[start]

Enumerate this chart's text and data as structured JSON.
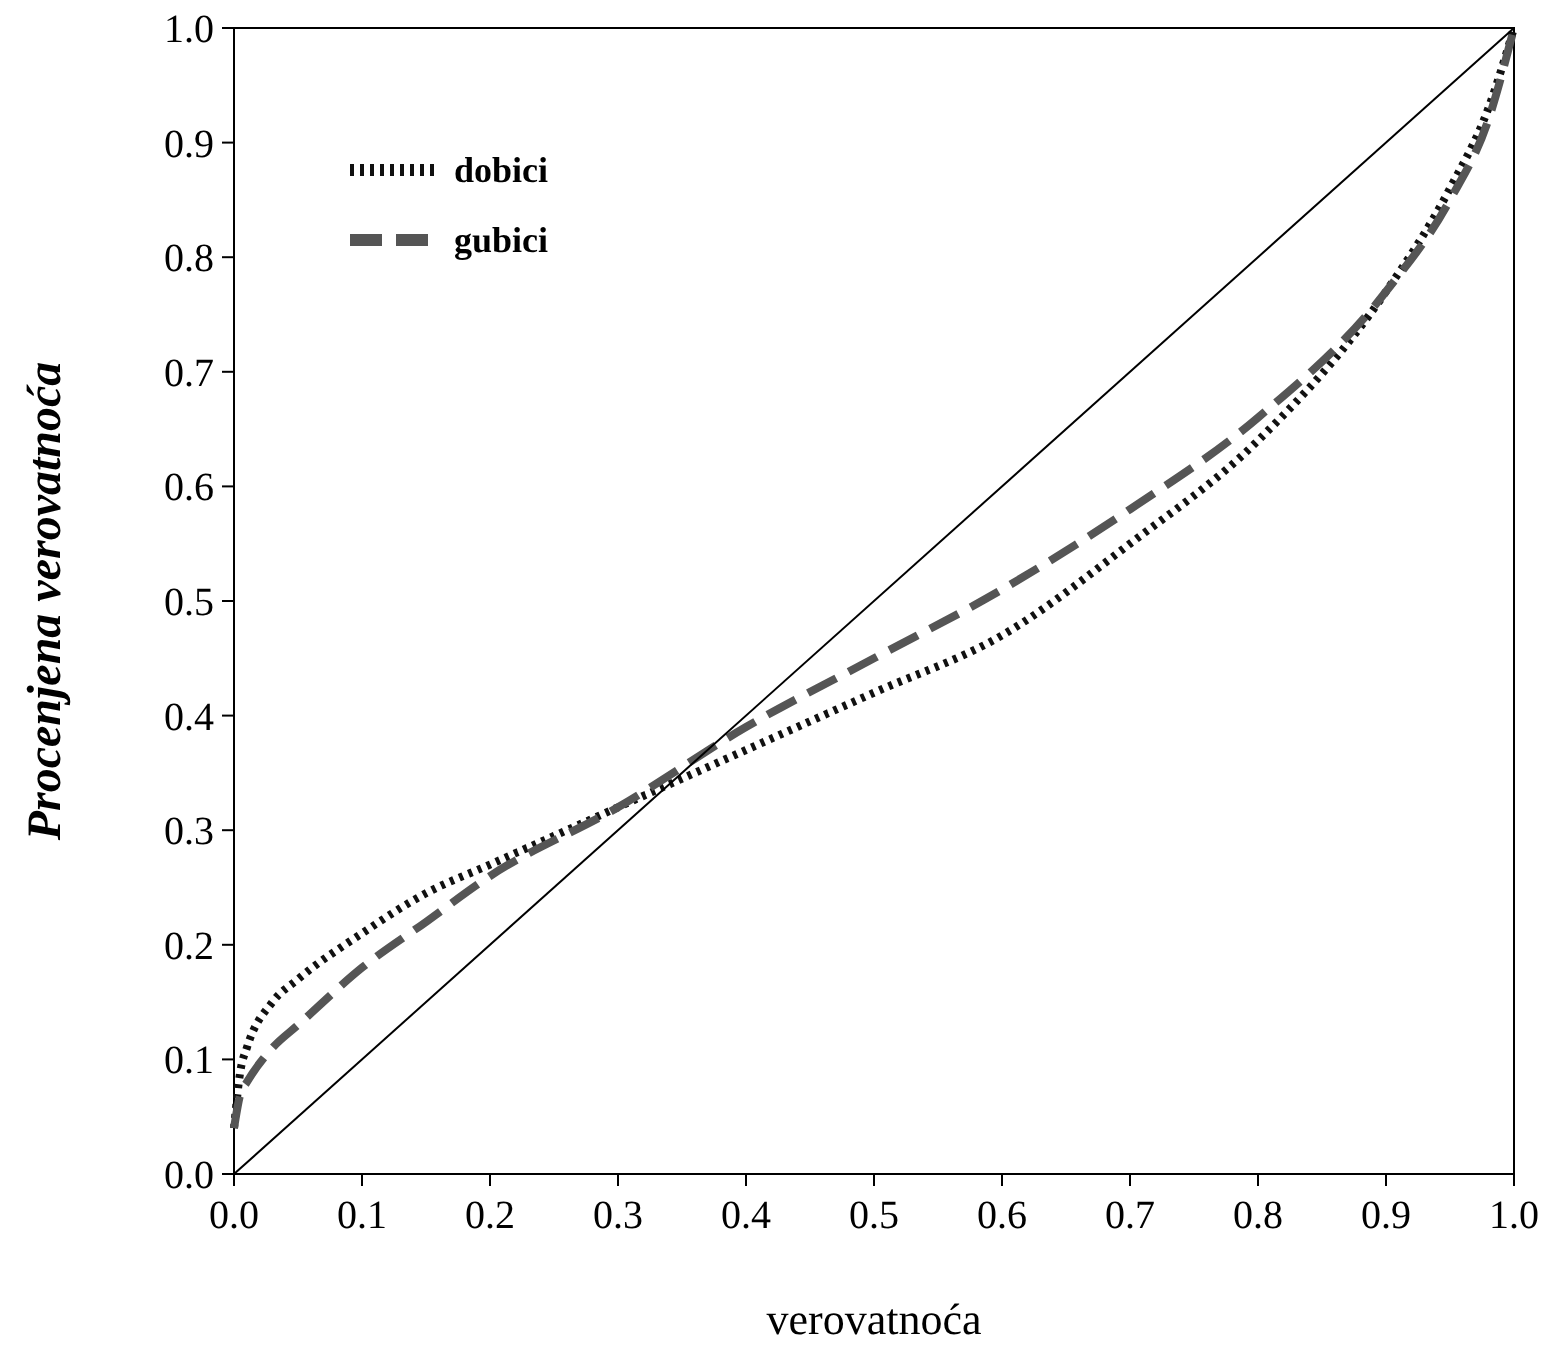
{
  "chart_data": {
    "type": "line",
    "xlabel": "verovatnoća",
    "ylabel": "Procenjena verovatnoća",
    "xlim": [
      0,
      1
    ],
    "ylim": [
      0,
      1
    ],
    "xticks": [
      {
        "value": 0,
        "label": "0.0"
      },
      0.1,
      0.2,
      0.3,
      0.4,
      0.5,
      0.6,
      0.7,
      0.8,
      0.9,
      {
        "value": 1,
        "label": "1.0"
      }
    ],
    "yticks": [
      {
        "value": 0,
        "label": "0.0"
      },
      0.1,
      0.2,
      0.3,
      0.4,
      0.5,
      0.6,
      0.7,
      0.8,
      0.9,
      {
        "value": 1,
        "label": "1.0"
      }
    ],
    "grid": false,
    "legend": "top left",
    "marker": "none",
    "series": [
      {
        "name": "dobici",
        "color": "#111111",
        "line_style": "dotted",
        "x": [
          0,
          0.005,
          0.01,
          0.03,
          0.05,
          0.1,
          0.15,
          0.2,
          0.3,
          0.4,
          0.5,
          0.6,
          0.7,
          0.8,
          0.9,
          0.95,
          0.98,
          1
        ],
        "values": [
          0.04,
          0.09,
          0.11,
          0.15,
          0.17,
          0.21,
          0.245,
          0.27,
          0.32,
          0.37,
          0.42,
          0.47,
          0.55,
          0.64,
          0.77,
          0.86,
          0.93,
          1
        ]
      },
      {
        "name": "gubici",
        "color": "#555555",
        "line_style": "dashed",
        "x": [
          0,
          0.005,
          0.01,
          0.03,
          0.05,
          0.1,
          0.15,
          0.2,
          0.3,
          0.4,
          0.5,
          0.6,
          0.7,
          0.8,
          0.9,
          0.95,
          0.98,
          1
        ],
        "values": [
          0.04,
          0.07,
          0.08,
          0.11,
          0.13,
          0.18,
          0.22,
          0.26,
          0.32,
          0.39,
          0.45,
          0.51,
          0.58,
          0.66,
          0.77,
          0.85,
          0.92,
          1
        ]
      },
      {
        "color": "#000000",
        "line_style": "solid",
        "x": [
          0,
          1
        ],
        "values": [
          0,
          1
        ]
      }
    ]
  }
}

[end]

Your objective.
Your task is to list each line of the records with the word "color".

Task result.
        "color": "#111111",
        "color": "#555555",
        "color": "#000000",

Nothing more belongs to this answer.